§ STATED PROBLEM: Copy out the final stretch of the listing: the line that contains "Type out the text in this image." and all lines after it, exactly as they appear.

§ STORED DATA:
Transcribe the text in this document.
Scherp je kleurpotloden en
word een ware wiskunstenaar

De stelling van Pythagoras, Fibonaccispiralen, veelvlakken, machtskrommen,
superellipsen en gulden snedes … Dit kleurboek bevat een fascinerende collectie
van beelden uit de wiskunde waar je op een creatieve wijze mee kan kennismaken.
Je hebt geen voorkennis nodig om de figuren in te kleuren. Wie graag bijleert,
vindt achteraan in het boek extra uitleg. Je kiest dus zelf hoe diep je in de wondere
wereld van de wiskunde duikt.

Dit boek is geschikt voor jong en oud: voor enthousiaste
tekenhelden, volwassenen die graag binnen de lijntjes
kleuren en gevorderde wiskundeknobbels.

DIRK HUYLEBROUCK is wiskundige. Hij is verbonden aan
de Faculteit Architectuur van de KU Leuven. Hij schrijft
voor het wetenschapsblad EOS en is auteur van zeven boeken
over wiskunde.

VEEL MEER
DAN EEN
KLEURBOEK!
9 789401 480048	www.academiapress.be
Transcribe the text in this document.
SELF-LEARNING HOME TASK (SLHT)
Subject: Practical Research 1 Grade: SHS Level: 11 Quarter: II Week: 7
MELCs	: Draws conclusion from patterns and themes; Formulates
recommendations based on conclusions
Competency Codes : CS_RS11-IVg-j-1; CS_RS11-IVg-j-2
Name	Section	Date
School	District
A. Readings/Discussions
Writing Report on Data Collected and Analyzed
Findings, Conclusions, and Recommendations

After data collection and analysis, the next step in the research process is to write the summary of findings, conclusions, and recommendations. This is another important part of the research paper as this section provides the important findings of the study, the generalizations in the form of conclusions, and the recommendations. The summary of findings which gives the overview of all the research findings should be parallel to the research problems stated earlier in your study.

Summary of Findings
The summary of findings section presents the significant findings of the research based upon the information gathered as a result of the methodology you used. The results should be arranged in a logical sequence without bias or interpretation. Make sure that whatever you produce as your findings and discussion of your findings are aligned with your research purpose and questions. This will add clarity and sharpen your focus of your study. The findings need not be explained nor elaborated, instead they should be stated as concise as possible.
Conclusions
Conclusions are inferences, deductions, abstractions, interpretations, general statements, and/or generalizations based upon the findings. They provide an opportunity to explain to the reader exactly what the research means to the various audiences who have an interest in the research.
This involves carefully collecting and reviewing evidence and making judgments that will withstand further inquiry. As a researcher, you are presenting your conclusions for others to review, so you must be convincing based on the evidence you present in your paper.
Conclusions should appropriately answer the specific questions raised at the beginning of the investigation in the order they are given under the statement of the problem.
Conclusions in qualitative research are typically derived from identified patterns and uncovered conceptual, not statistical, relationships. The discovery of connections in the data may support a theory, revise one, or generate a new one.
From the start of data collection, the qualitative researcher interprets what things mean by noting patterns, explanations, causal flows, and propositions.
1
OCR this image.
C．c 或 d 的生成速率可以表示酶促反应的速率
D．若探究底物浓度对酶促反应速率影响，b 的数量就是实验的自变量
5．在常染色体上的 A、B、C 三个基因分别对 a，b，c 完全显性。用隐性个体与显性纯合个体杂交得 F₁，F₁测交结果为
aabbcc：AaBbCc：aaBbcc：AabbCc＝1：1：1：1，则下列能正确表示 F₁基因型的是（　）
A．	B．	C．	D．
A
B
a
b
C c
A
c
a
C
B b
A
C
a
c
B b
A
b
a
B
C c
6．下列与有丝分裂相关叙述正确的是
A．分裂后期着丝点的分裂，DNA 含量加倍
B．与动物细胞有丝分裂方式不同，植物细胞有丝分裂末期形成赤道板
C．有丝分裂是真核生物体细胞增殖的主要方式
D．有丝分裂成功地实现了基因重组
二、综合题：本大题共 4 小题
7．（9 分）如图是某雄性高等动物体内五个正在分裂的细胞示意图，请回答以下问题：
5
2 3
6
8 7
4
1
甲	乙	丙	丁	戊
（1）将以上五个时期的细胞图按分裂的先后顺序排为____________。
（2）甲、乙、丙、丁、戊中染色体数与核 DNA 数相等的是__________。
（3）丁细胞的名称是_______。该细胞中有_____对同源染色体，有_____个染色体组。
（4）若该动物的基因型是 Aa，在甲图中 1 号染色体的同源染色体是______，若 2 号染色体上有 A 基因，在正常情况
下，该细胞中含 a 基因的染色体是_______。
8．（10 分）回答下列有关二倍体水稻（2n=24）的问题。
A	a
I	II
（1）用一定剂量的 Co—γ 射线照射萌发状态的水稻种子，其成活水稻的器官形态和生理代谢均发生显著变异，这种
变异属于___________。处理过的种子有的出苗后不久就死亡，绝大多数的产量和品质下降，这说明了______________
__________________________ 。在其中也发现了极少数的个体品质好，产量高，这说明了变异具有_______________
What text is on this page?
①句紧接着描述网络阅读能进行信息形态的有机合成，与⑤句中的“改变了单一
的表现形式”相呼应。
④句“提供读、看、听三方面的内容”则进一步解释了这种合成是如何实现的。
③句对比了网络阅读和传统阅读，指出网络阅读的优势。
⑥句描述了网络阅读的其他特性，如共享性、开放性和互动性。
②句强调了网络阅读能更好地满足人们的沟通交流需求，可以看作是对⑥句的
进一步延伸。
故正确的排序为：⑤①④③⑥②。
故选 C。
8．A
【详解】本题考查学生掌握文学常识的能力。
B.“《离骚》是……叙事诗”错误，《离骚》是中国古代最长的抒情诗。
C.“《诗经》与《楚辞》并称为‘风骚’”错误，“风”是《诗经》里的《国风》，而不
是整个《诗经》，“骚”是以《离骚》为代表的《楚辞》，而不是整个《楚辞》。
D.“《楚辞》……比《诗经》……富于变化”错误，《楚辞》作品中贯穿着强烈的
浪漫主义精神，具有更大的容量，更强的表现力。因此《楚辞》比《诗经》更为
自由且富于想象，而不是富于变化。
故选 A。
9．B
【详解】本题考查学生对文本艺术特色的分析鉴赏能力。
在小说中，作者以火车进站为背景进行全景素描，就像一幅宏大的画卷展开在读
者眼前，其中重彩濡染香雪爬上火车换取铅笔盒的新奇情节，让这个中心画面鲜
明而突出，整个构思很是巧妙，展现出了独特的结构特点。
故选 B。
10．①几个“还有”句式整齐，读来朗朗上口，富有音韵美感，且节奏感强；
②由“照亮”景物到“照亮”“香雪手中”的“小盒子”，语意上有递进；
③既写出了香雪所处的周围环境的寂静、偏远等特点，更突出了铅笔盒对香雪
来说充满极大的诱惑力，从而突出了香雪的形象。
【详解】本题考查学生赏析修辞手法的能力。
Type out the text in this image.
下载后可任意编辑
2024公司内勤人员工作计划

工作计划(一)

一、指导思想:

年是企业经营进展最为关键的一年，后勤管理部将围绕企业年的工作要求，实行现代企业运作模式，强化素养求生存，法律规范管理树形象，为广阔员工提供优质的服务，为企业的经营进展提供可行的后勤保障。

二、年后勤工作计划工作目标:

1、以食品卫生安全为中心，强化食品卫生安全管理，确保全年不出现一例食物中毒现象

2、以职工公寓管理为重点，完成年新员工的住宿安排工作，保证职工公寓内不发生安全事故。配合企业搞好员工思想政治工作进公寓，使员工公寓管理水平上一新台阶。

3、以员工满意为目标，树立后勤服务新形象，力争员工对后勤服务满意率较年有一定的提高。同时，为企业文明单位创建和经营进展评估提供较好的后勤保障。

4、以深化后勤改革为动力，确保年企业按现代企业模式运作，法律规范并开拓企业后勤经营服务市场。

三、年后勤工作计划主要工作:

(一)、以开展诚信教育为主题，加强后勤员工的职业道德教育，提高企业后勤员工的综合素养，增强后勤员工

§ ANSWER:
Type out the text in this image.
下载后可任意编辑
2024公司内勤人员工作计划

工作计划(一)

一、指导思想:

年是企业经营进展最为关键的一年，后勤管理部将围绕企业年的工作要求，实行现代企业运作模式，强化素养求生存，法律规范管理树形象，为广阔员工提供优质的服务，为企业的经营进展提供可行的后勤保障。

二、年后勤工作计划工作目标:

1、以食品卫生安全为中心，强化食品卫生安全管理，确保全年不出现一例食物中毒现象

2、以职工公寓管理为重点，完成年新员工的住宿安排工作，保证职工公寓内不发生安全事故。配合企业搞好员工思想政治工作进公寓，使员工公寓管理水平上一新台阶。

3、以员工满意为目标，树立后勤服务新形象，力争员工对后勤服务满意率较年有一定的提高。同时，为企业文明单位创建和经营进展评估提供较好的后勤保障。

4、以深化后勤改革为动力，确保年企业按现代企业模式运作，法律规范并开拓企业后勤经营服务市场。

三、年后勤工作计划主要工作:

(一)、以开展诚信教育为主题，加强后勤员工的职业道德教育，提高企业后勤员工的综合素养，增强后勤员工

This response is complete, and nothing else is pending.